• RECORDS PROVIDED
>> Begin

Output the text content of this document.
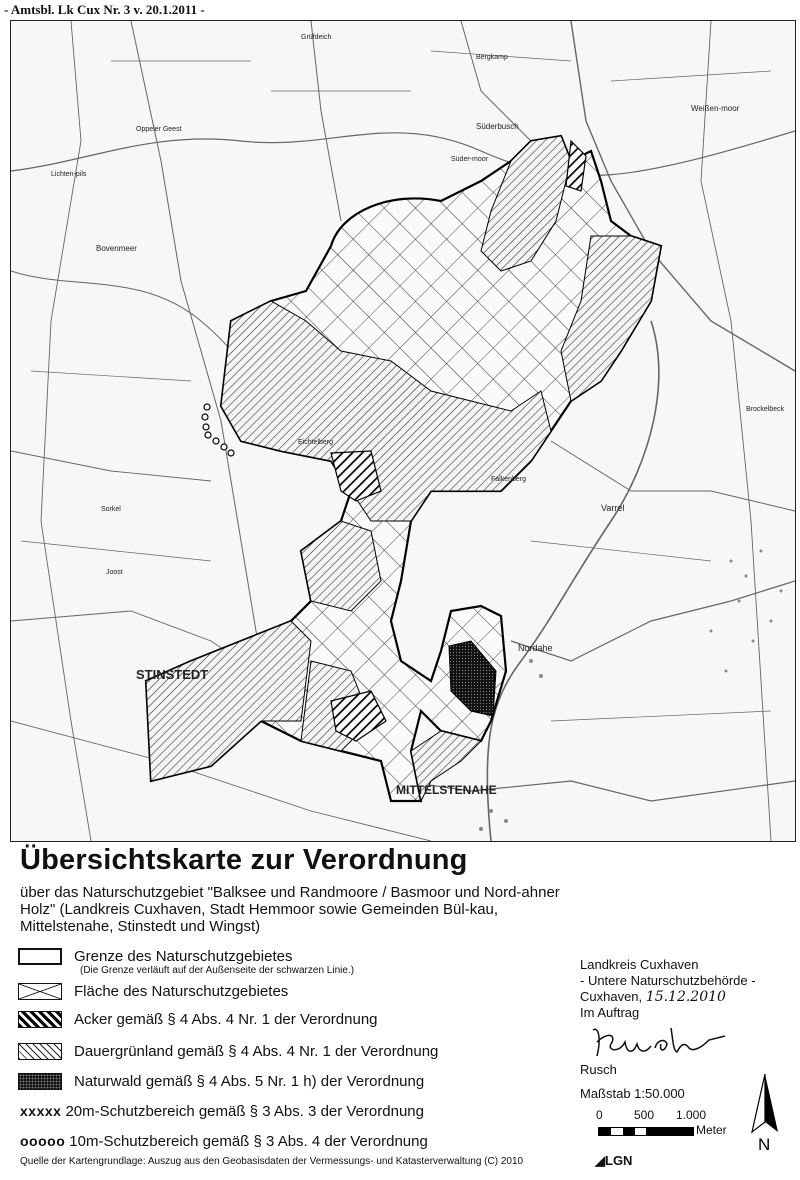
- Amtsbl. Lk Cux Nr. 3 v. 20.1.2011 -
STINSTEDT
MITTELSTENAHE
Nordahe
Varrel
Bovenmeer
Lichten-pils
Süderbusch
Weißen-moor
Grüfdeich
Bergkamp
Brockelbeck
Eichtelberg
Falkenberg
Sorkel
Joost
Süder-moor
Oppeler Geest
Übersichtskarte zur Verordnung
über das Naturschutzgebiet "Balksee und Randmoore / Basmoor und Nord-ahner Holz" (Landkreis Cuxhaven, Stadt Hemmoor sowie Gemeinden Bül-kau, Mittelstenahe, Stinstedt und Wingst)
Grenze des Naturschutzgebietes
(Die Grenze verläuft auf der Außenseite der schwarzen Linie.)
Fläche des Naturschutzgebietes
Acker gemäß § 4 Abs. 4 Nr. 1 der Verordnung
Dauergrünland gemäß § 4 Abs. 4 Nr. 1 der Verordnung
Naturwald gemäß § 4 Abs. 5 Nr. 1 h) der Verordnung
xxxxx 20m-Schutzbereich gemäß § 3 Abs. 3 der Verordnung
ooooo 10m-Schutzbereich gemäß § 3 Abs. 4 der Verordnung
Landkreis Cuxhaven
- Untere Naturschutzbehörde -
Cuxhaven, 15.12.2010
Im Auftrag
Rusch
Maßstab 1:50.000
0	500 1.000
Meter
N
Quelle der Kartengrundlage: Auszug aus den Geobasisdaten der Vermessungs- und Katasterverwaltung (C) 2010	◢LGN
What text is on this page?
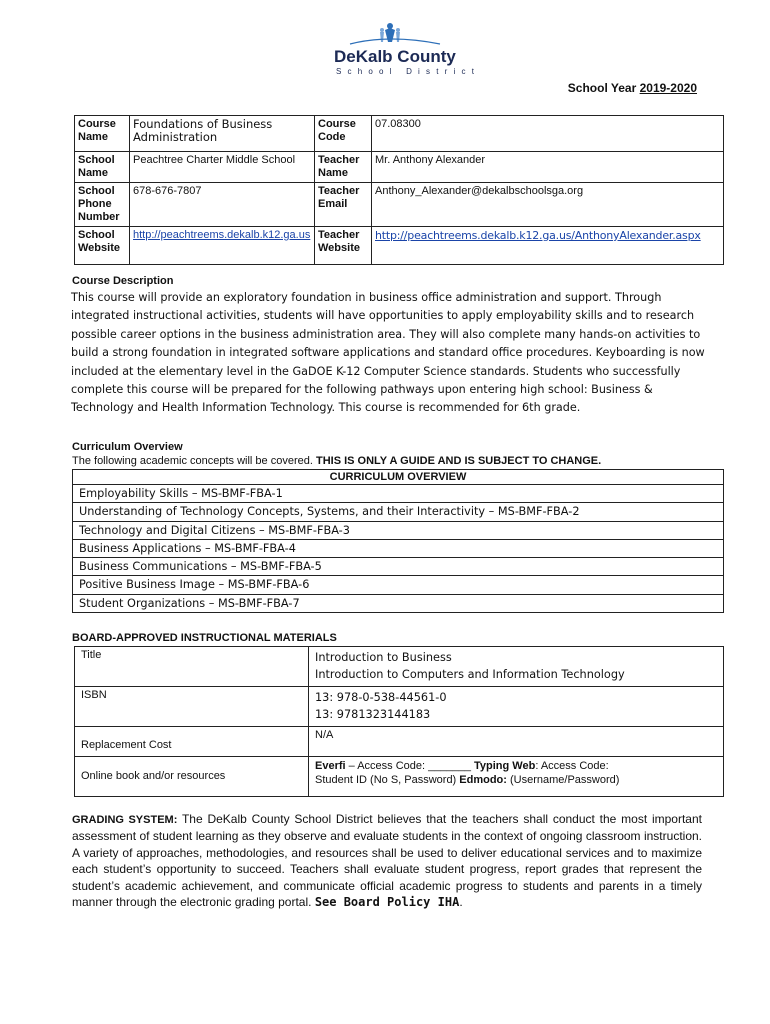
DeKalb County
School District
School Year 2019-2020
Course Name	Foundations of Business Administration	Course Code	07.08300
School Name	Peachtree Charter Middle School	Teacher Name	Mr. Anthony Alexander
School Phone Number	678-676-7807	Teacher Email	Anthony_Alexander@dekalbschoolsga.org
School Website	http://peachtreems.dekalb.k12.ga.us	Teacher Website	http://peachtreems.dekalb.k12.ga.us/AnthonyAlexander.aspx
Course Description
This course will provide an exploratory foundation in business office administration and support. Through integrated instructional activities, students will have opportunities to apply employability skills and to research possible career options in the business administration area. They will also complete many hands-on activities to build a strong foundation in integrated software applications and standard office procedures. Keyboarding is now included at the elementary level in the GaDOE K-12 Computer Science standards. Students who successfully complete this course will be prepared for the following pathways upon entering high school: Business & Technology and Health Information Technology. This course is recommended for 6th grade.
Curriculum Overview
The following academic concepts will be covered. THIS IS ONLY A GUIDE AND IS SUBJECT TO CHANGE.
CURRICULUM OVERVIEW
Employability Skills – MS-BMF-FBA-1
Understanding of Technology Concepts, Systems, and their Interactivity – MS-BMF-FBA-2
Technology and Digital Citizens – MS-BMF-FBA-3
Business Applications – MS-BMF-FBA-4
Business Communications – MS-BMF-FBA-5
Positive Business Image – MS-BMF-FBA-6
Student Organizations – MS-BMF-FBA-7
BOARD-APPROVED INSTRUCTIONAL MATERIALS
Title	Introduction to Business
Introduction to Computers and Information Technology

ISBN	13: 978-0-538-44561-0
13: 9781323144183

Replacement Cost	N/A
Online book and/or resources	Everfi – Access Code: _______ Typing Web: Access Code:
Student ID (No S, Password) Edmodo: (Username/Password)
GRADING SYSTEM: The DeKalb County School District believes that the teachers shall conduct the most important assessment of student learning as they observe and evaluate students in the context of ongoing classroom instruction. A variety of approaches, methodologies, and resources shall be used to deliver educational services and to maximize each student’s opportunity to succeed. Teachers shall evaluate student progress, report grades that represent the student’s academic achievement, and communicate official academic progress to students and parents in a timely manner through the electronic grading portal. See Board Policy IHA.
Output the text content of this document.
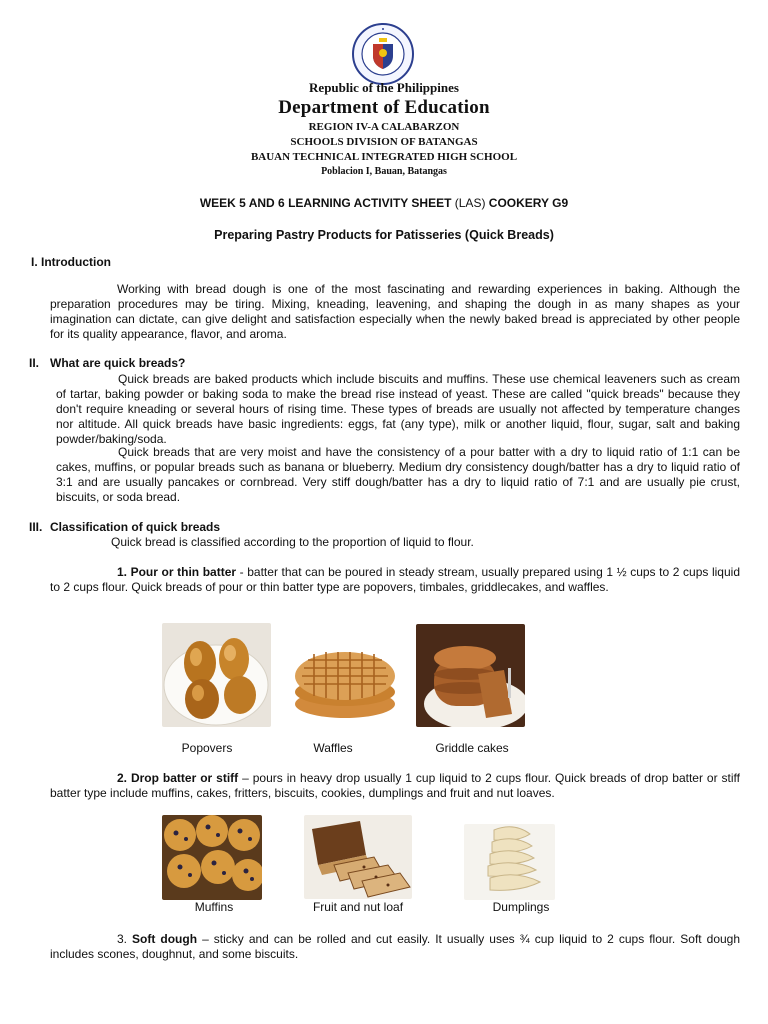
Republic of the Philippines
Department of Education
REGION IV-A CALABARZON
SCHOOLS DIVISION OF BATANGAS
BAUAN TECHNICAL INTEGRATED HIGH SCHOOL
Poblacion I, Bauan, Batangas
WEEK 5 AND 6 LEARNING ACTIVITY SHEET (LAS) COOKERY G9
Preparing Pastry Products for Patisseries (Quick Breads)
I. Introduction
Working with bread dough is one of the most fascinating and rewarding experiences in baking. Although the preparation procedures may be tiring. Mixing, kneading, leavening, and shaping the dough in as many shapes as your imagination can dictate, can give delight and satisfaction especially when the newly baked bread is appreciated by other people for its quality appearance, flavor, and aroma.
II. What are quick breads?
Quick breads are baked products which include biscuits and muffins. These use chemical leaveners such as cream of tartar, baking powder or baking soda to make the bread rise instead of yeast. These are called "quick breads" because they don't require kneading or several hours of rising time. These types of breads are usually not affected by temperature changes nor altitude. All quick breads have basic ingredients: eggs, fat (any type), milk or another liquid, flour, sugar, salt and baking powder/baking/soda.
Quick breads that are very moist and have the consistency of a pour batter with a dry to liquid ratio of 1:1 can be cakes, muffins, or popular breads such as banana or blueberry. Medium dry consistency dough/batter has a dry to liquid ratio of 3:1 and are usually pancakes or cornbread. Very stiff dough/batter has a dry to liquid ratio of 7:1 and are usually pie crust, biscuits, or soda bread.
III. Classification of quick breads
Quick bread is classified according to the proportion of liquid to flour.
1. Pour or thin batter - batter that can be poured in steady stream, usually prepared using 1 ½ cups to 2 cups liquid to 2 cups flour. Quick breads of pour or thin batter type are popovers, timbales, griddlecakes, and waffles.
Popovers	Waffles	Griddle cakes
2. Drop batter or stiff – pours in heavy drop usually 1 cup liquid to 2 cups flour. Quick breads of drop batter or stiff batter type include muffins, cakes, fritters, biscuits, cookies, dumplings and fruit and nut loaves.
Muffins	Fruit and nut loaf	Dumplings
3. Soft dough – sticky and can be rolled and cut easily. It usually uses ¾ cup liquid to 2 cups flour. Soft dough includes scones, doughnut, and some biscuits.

>> End

• GIVEN EXERCISE
From the material above, copy everything exactly but the pictures.

• SOLUTION
Output the text content of this document.
- Amtsbl. Lk Cux Nr. 3 v. 20.1.2011 -
STINSTEDT
MITTELSTENAHE
Nordahe
Varrel
Bovenmeer
Lichten-pils
Süderbusch
Weißen-moor
Grüfdeich
Bergkamp
Brockelbeck
Eichtelberg
Falkenberg
Sorkel
Joost
Süder-moor
Oppeler Geest
Übersichtskarte zur Verordnung
über das Naturschutzgebiet "Balksee und Randmoore / Basmoor und Nord-ahner Holz" (Landkreis Cuxhaven, Stadt Hemmoor sowie Gemeinden Bül-kau, Mittelstenahe, Stinstedt und Wingst)
Grenze des Naturschutzgebietes
(Die Grenze verläuft auf der Außenseite der schwarzen Linie.)
Fläche des Naturschutzgebietes
Acker gemäß § 4 Abs. 4 Nr. 1 der Verordnung
Dauergrünland gemäß § 4 Abs. 4 Nr. 1 der Verordnung
Naturwald gemäß § 4 Abs. 5 Nr. 1 h) der Verordnung
xxxxx 20m-Schutzbereich gemäß § 3 Abs. 3 der Verordnung
ooooo 10m-Schutzbereich gemäß § 3 Abs. 4 der Verordnung
Landkreis Cuxhaven
- Untere Naturschutzbehörde -
Cuxhaven, 15.12.2010
Im Auftrag
Rusch
Maßstab 1:50.000
0	500 1.000
Meter
N
Quelle der Kartengrundlage: Auszug aus den Geobasisdaten der Vermessungs- und Katasterverwaltung (C) 2010	◢LGN
What text is on this page?
DeKalb County
School District
School Year 2019-2020
Course Name	Foundations of Business Administration	Course Code	07.08300
School Name	Peachtree Charter Middle School	Teacher Name	Mr. Anthony Alexander
School Phone Number	678-676-7807	Teacher Email	Anthony_Alexander@dekalbschoolsga.org
School Website	http://peachtreems.dekalb.k12.ga.us	Teacher Website	http://peachtreems.dekalb.k12.ga.us/AnthonyAlexander.aspx
Course Description
This course will provide an exploratory foundation in business office administration and support. Through integrated instructional activities, students will have opportunities to apply employability skills and to research possible career options in the business administration area. They will also complete many hands-on activities to build a strong foundation in integrated software applications and standard office procedures. Keyboarding is now included at the elementary level in the GaDOE K-12 Computer Science standards. Students who successfully complete this course will be prepared for the following pathways upon entering high school: Business & Technology and Health Information Technology. This course is recommended for 6th grade.
Curriculum Overview
The following academic concepts will be covered. THIS IS ONLY A GUIDE AND IS SUBJECT TO CHANGE.
CURRICULUM OVERVIEW
Employability Skills – MS-BMF-FBA-1
Understanding of Technology Concepts, Systems, and their Interactivity – MS-BMF-FBA-2
Technology and Digital Citizens – MS-BMF-FBA-3
Business Applications – MS-BMF-FBA-4
Business Communications – MS-BMF-FBA-5
Positive Business Image – MS-BMF-FBA-6
Student Organizations – MS-BMF-FBA-7
BOARD-APPROVED INSTRUCTIONAL MATERIALS
Title	Introduction to Business
Introduction to Computers and Information Technology

ISBN	13: 978-0-538-44561-0
13: 9781323144183

Replacement Cost	N/A
Online book and/or resources	Everfi – Access Code: _______ Typing Web: Access Code:
Student ID (No S, Password) Edmodo: (Username/Password)
GRADING SYSTEM: The DeKalb County School District believes that the teachers shall conduct the most important assessment of student learning as they observe and evaluate students in the context of ongoing classroom instruction. A variety of approaches, methodologies, and resources shall be used to deliver educational services and to maximize each student’s opportunity to succeed. Teachers shall evaluate student progress, report grades that represent the student’s academic achievement, and communicate official academic progress to students and parents in a timely manner through the electronic grading portal. See Board Policy IHA.
Output the text content of this document.
Republic of the Philippines
Department of Education
REGION IV-A CALABARZON
SCHOOLS DIVISION OF BATANGAS
BAUAN TECHNICAL INTEGRATED HIGH SCHOOL
Poblacion I, Bauan, Batangas
WEEK 5 AND 6 LEARNING ACTIVITY SHEET (LAS) COOKERY G9
Preparing Pastry Products for Patisseries (Quick Breads)
I. Introduction
Working with bread dough is one of the most fascinating and rewarding experiences in baking. Although the preparation procedures may be tiring. Mixing, kneading, leavening, and shaping the dough in as many shapes as your imagination can dictate, can give delight and satisfaction especially when the newly baked bread is appreciated by other people for its quality appearance, flavor, and aroma.
II. What are quick breads?
Quick breads are baked products which include biscuits and muffins. These use chemical leaveners such as cream of tartar, baking powder or baking soda to make the bread rise instead of yeast. These are called "quick breads" because they don't require kneading or several hours of rising time. These types of breads are usually not affected by temperature changes nor altitude. All quick breads have basic ingredients: eggs, fat (any type), milk or another liquid, flour, sugar, salt and baking powder/baking/soda.
Quick breads that are very moist and have the consistency of a pour batter with a dry to liquid ratio of 1:1 can be cakes, muffins, or popular breads such as banana or blueberry. Medium dry consistency dough/batter has a dry to liquid ratio of 3:1 and are usually pancakes or cornbread. Very stiff dough/batter has a dry to liquid ratio of 7:1 and are usually pie crust, biscuits, or soda bread.
III. Classification of quick breads
Quick bread is classified according to the proportion of liquid to flour.
1. Pour or thin batter - batter that can be poured in steady stream, usually prepared using 1 ½ cups to 2 cups liquid to 2 cups flour. Quick breads of pour or thin batter type are popovers, timbales, griddlecakes, and waffles.
Popovers	Waffles	Griddle cakes
2. Drop batter or stiff – pours in heavy drop usually 1 cup liquid to 2 cups flour. Quick breads of drop batter or stiff batter type include muffins, cakes, fritters, biscuits, cookies, dumplings and fruit and nut loaves.
Muffins	Fruit and nut loaf	Dumplings
3. Soft dough – sticky and can be rolled and cut easily. It usually uses ¾ cup liquid to 2 cups flour. Soft dough includes scones, doughnut, and some biscuits.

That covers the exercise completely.